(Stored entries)
===============
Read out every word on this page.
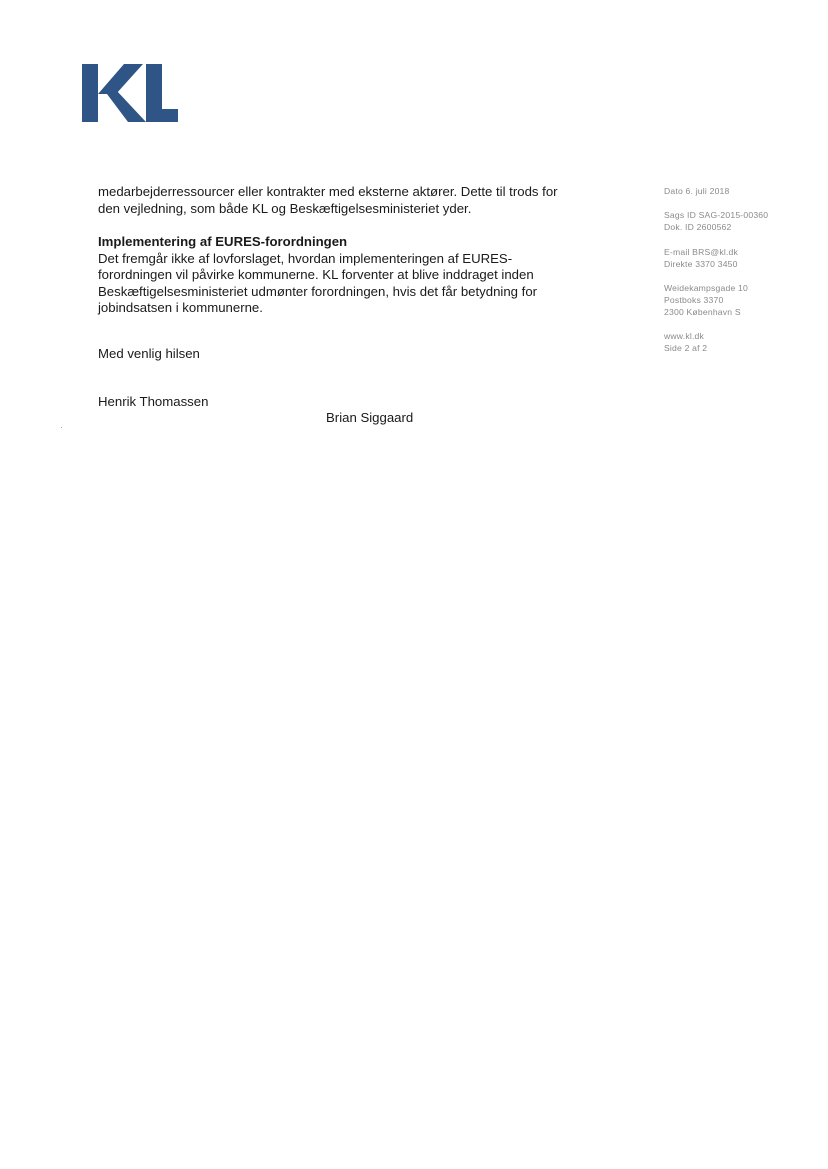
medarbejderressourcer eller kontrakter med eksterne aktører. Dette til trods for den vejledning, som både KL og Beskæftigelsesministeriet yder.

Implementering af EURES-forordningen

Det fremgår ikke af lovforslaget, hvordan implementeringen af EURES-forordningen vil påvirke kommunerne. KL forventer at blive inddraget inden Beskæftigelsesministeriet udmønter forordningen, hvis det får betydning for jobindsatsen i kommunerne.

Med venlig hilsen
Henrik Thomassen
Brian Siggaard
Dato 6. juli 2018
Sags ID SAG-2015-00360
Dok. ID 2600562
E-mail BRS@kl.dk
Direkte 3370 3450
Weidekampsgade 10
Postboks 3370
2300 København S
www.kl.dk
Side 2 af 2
===============
(Written task): Where a line above holds the string "forordningen", show that line.

(Result of this task):
Implementering af EURES-forordningen
Det fremgår ikke af lovforslaget, hvordan implementeringen af EURES-forordningen vil påvirke kommunerne. KL forventer at blive inddraget inden Beskæftigelsesministeriet udmønter forordningen, hvis det får betydning for jobindsatsen i kommunerne.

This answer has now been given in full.